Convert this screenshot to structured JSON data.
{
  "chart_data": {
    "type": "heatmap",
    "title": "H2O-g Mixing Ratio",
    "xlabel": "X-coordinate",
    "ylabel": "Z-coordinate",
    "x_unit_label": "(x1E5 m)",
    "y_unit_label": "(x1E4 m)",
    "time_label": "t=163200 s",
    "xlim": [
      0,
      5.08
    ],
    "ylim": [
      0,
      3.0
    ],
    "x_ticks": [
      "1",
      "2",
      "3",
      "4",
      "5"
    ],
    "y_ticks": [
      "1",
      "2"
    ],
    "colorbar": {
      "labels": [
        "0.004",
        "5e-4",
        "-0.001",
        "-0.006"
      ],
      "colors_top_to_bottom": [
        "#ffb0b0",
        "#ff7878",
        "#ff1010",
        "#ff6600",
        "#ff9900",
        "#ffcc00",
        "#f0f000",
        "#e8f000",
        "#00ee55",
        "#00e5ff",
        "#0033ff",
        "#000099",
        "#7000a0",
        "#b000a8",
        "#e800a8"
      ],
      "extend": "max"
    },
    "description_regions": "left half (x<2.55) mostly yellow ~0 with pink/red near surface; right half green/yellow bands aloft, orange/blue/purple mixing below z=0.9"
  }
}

□ □ □ □ □

## GOAL
Provide the count, and nothing else, of lines in the data above where the word "coordinate" occurs.

## RESPONSE TO THIS EXERCISE
2